Read the data and repeat it in full, exactly.

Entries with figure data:
►
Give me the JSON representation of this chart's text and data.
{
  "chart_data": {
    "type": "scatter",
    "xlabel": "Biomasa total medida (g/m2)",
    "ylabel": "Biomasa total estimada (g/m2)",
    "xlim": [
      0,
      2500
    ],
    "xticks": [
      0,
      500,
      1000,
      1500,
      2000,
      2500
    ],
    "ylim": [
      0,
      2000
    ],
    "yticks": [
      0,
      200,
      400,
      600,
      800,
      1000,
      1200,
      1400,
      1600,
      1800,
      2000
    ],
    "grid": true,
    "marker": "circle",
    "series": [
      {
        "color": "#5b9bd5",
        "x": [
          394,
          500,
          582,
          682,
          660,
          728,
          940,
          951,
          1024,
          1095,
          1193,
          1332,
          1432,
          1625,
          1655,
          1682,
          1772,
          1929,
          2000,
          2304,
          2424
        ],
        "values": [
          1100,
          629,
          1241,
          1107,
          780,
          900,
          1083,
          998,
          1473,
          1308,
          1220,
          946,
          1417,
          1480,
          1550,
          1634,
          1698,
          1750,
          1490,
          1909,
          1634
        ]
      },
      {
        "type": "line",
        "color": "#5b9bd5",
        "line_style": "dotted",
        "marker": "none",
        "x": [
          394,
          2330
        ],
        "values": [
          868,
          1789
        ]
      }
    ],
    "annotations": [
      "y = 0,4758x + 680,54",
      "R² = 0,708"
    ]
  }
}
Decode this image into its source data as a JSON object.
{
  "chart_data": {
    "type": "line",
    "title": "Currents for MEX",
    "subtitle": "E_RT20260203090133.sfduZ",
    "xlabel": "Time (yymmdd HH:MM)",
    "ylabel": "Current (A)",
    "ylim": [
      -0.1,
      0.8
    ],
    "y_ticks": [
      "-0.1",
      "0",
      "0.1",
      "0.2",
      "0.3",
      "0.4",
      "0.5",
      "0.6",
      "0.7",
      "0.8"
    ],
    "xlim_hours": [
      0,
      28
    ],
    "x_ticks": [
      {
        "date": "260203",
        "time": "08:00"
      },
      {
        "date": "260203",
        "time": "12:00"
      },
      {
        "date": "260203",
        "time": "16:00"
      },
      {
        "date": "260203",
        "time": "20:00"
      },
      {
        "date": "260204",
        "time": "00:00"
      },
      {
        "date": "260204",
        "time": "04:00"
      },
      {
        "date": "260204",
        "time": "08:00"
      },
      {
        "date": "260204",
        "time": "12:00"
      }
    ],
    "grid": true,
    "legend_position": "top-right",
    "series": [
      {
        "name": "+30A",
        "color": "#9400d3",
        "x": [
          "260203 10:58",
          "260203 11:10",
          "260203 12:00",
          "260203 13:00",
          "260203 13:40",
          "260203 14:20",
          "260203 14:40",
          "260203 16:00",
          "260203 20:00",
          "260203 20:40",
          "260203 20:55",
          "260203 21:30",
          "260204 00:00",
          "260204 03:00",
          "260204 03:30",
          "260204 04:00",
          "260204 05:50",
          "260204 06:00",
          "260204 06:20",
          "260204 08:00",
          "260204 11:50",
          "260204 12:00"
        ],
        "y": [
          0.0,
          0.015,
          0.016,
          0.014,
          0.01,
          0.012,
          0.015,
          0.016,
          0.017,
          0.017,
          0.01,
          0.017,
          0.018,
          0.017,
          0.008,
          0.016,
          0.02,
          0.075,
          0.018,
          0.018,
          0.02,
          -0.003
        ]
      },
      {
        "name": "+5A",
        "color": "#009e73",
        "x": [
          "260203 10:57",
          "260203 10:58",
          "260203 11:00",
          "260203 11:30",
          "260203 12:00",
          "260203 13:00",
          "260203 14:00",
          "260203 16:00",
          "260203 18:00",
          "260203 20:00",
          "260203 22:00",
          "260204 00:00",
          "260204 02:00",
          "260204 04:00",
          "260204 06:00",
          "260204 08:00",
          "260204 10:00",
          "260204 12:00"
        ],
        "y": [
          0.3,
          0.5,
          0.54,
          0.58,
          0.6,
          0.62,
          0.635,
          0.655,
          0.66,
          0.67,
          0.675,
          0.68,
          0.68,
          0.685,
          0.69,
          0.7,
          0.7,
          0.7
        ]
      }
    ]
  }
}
◄
ANSWER TO THE PROBLEM:
Give me the JSON representation of this chart's text and data.
{
  "chart_data": {
    "type": "scatter",
    "xlabel": "Biomasa total medida (g/m2)",
    "ylabel": "Biomasa total estimada (g/m2)",
    "xlim": [
      0,
      2500
    ],
    "xticks": [
      0,
      500,
      1000,
      1500,
      2000,
      2500
    ],
    "ylim": [
      0,
      2000
    ],
    "yticks": [
      0,
      200,
      400,
      600,
      800,
      1000,
      1200,
      1400,
      1600,
      1800,
      2000
    ],
    "grid": true,
    "marker": "circle",
    "series": [
      {
        "color": "#5b9bd5",
        "x": [
          394,
          500,
          582,
          682,
          660,
          728,
          940,
          951,
          1024,
          1095,
          1193,
          1332,
          1432,
          1625,
          1655,
          1682,
          1772,
          1929,
          2000,
          2304,
          2424
        ],
        "values": [
          1100,
          629,
          1241,
          1107,
          780,
          900,
          1083,
          998,
          1473,
          1308,
          1220,
          946,
          1417,
          1480,
          1550,
          1634,
          1698,
          1750,
          1490,
          1909,
          1634
        ]
      },
      {
        "type": "line",
        "color": "#5b9bd5",
        "line_style": "dotted",
        "marker": "none",
        "x": [
          394,
          2330
        ],
        "values": [
          868,
          1789
        ]
      }
    ],
    "annotations": [
      "y = 0,4758x + 680,54",
      "R² = 0,708"
    ]
  }
}
Decode this image into its source data as a JSON object.
{
  "chart_data": {
    "type": "line",
    "title": "Currents for MEX",
    "subtitle": "E_RT20260203090133.sfduZ",
    "xlabel": "Time (yymmdd HH:MM)",
    "ylabel": "Current (A)",
    "ylim": [
      -0.1,
      0.8
    ],
    "y_ticks": [
      "-0.1",
      "0",
      "0.1",
      "0.2",
      "0.3",
      "0.4",
      "0.5",
      "0.6",
      "0.7",
      "0.8"
    ],
    "xlim_hours": [
      0,
      28
    ],
    "x_ticks": [
      {
        "date": "260203",
        "time": "08:00"
      },
      {
        "date": "260203",
        "time": "12:00"
      },
      {
        "date": "260203",
        "time": "16:00"
      },
      {
        "date": "260203",
        "time": "20:00"
      },
      {
        "date": "260204",
        "time": "00:00"
      },
      {
        "date": "260204",
        "time": "04:00"
      },
      {
        "date": "260204",
        "time": "08:00"
      },
      {
        "date": "260204",
        "time": "12:00"
      }
    ],
    "grid": true,
    "legend_position": "top-right",
    "series": [
      {
        "name": "+30A",
        "color": "#9400d3",
        "x": [
          "260203 10:58",
          "260203 11:10",
          "260203 12:00",
          "260203 13:00",
          "260203 13:40",
          "260203 14:20",
          "260203 14:40",
          "260203 16:00",
          "260203 20:00",
          "260203 20:40",
          "260203 20:55",
          "260203 21:30",
          "260204 00:00",
          "260204 03:00",
          "260204 03:30",
          "260204 04:00",
          "260204 05:50",
          "260204 06:00",
          "260204 06:20",
          "260204 08:00",
          "260204 11:50",
          "260204 12:00"
        ],
        "y": [
          0.0,
          0.015,
          0.016,
          0.014,
          0.01,
          0.012,
          0.015,
          0.016,
          0.017,
          0.017,
          0.01,
          0.017,
          0.018,
          0.017,
          0.008,
          0.016,
          0.02,
          0.075,
          0.018,
          0.018,
          0.02,
          -0.003
        ]
      },
      {
        "name": "+5A",
        "color": "#009e73",
        "x": [
          "260203 10:57",
          "260203 10:58",
          "260203 11:00",
          "260203 11:30",
          "260203 12:00",
          "260203 13:00",
          "260203 14:00",
          "260203 16:00",
          "260203 18:00",
          "260203 20:00",
          "260203 22:00",
          "260204 00:00",
          "260204 02:00",
          "260204 04:00",
          "260204 06:00",
          "260204 08:00",
          "260204 10:00",
          "260204 12:00"
        ],
        "y": [
          0.3,
          0.5,
          0.54,
          0.58,
          0.6,
          0.62,
          0.635,
          0.655,
          0.66,
          0.67,
          0.675,
          0.68,
          0.68,
          0.685,
          0.69,
          0.7,
          0.7,
          0.7
        ]
      }
    ]
  }
}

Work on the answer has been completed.